_PROBLEM TO WORK ON_: Please output the records below in full, exactly as given, but without the images.

_MATERIAL FOR THE TASK_:
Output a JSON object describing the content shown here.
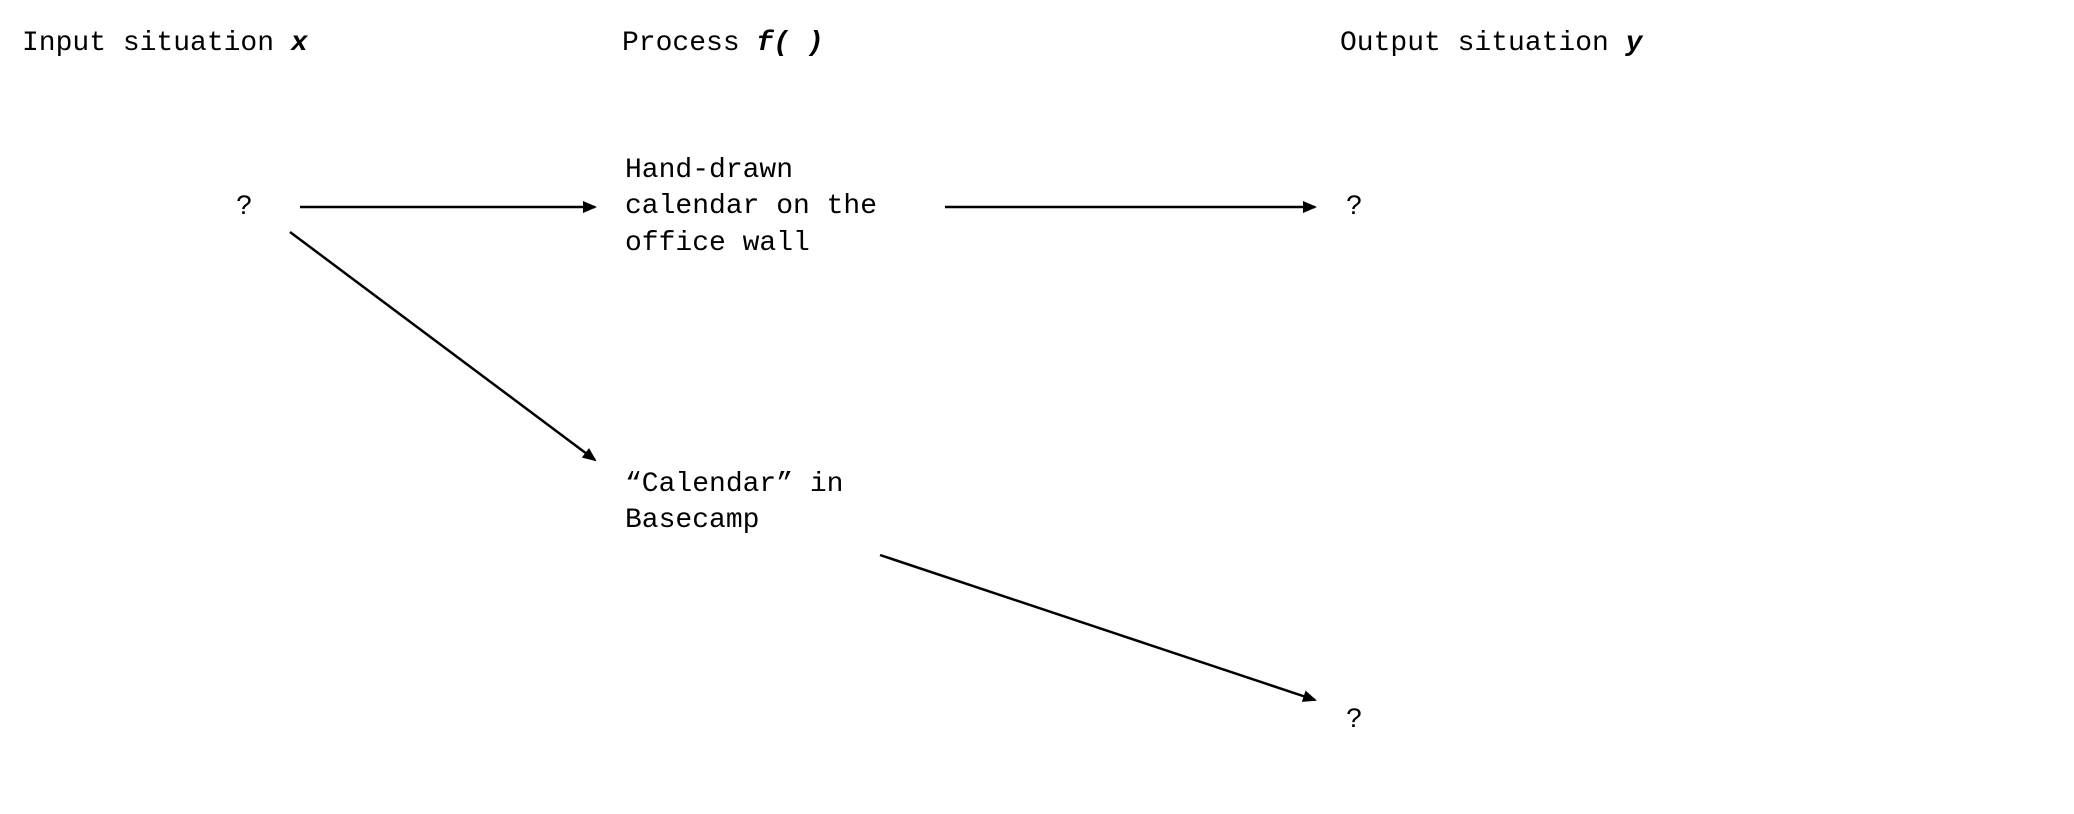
{
  "headers": {
    "input": {
      "text": "Input situation ",
      "var": "x"
    },
    "process": {
      "text": "Process ",
      "var": "f( )"
    },
    "output": {
      "text": "Output situation ",
      "var": "y"
    }
  },
  "nodes": {
    "input_q": "?",
    "process_top": "Hand-drawn\ncalendar on the\noffice wall",
    "process_bottom": "“Calendar”\nin Basecamp",
    "output_top_q": "?",
    "output_bottom_q": "?"
  }
}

_RESPONSE TO THIS TASK_:
Output a JSON object describing the content shown here.
{
  "headers": {
    "input": {
      "text": "Input situation ",
      "var": "x"
    },
    "process": {
      "text": "Process ",
      "var": "f( )"
    },
    "output": {
      "text": "Output situation ",
      "var": "y"
    }
  },
  "nodes": {
    "input_q": "?",
    "process_top": "Hand-drawn\ncalendar on the\noffice wall",
    "process_bottom": "“Calendar”\nin Basecamp",
    "output_top_q": "?",
    "output_bottom_q": "?"
  }
}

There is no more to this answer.